● **What is expected**:
Copy every entry word for word, but skip the pictures.

● **Data for this task**:
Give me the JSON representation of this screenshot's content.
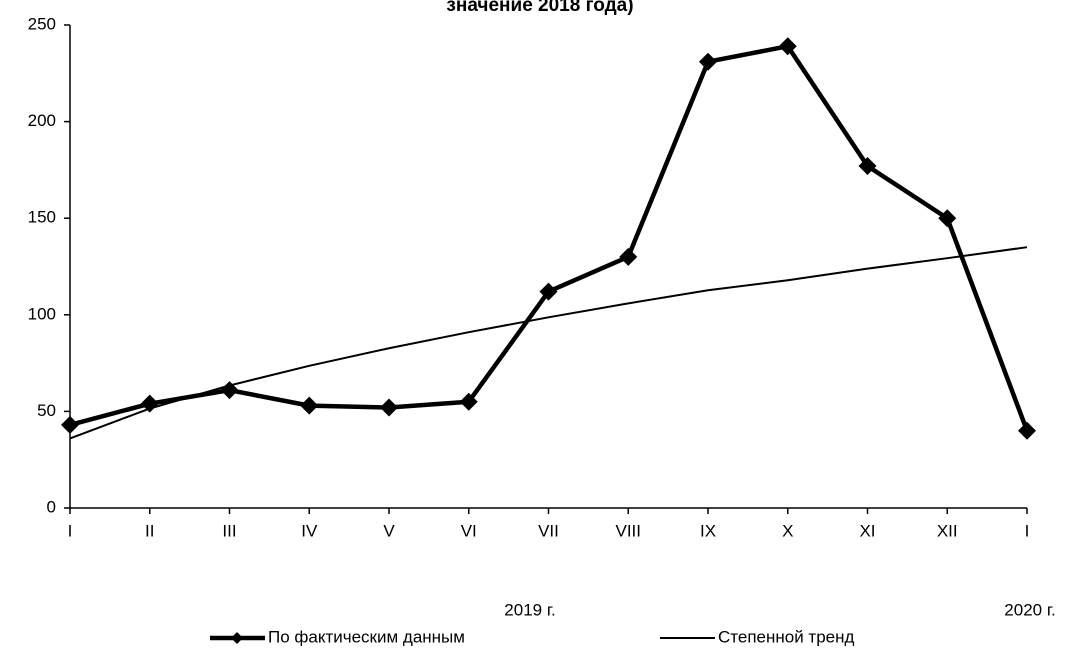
{
  "chart_data": {
    "type": "line",
    "title": "значение 2018 года)",
    "categories": [
      "I",
      "II",
      "III",
      "IV",
      "V",
      "VI",
      "VII",
      "VIII",
      "IX",
      "X",
      "XI",
      "XII",
      "I"
    ],
    "series": [
      {
        "name": "По фактическим данным",
        "color": "#000000",
        "values": [
          43,
          54,
          61,
          53,
          52,
          55,
          112,
          130,
          231,
          239,
          177,
          150,
          40
        ]
      },
      {
        "name": "Степенной тренд",
        "color": "#000000",
        "values": [
          36,
          51.5,
          63.4,
          73.6,
          82.7,
          91,
          98.7,
          105.9,
          112.7,
          117.9,
          123.9,
          129.3,
          135
        ]
      }
    ],
    "annotations": [
      "2019 г.",
      "2020 г."
    ],
    "ylim": [
      0,
      250
    ],
    "yticks": [
      0,
      50,
      100,
      150,
      200,
      250
    ]
  }
}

● **Output for this exercise**:
Give me the JSON representation of this screenshot's content.
{
  "chart_data": {
    "type": "line",
    "title": "значение 2018 года)",
    "categories": [
      "I",
      "II",
      "III",
      "IV",
      "V",
      "VI",
      "VII",
      "VIII",
      "IX",
      "X",
      "XI",
      "XII",
      "I"
    ],
    "series": [
      {
        "name": "По фактическим данным",
        "color": "#000000",
        "values": [
          43,
          54,
          61,
          53,
          52,
          55,
          112,
          130,
          231,
          239,
          177,
          150,
          40
        ]
      },
      {
        "name": "Степенной тренд",
        "color": "#000000",
        "values": [
          36,
          51.5,
          63.4,
          73.6,
          82.7,
          91,
          98.7,
          105.9,
          112.7,
          117.9,
          123.9,
          129.3,
          135
        ]
      }
    ],
    "annotations": [
      "2019 г.",
      "2020 г."
    ],
    "ylim": [
      0,
      250
    ],
    "yticks": [
      0,
      50,
      100,
      150,
      200,
      250
    ]
  }
}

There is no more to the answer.